(What you will do)
Copy out every line in which the string "geschlossen" occurs.

Stored items from a collection:
-- begin --

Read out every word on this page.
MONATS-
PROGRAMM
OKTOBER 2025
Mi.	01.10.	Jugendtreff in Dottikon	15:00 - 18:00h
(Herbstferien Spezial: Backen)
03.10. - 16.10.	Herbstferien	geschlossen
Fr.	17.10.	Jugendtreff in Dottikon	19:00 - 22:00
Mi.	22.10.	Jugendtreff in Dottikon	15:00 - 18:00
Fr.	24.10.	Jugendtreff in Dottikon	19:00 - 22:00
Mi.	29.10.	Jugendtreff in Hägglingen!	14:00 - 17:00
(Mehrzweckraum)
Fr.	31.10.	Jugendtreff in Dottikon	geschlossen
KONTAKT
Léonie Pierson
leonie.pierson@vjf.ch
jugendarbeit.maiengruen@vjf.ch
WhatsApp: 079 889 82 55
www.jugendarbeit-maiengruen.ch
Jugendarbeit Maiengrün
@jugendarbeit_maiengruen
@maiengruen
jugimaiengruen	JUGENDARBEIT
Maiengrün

-- end --
-- begin --

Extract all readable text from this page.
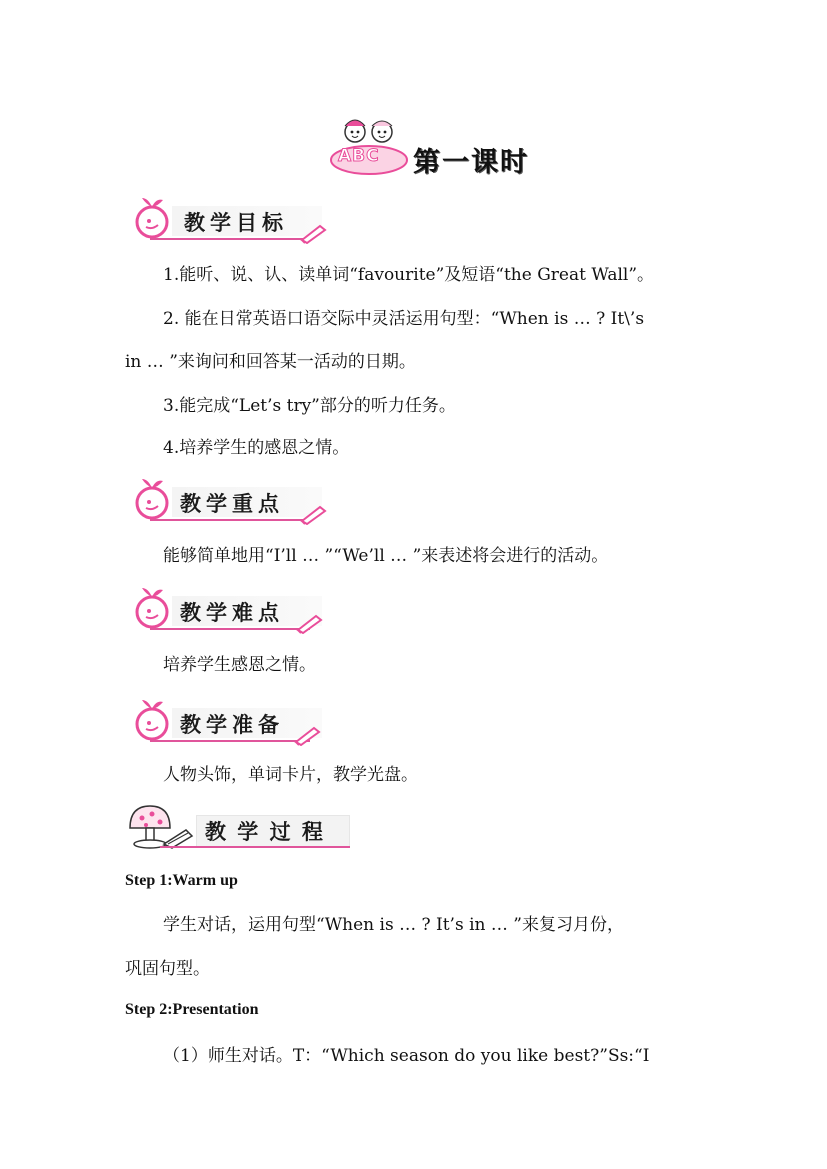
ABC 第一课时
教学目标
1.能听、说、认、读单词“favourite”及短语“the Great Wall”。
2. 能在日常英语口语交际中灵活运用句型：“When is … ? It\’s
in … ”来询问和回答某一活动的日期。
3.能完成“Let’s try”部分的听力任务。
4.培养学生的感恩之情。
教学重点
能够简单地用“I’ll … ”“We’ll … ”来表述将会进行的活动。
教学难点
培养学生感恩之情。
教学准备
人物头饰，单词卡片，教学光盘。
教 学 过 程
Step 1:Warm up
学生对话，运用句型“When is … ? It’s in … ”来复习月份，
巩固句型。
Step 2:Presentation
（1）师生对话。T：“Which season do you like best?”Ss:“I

-- end --

(Task output)
03.10. - 16.10.	Herbstferien	geschlossen
Fr.	31.10.	Jugendtreff in Dottikon	geschlossen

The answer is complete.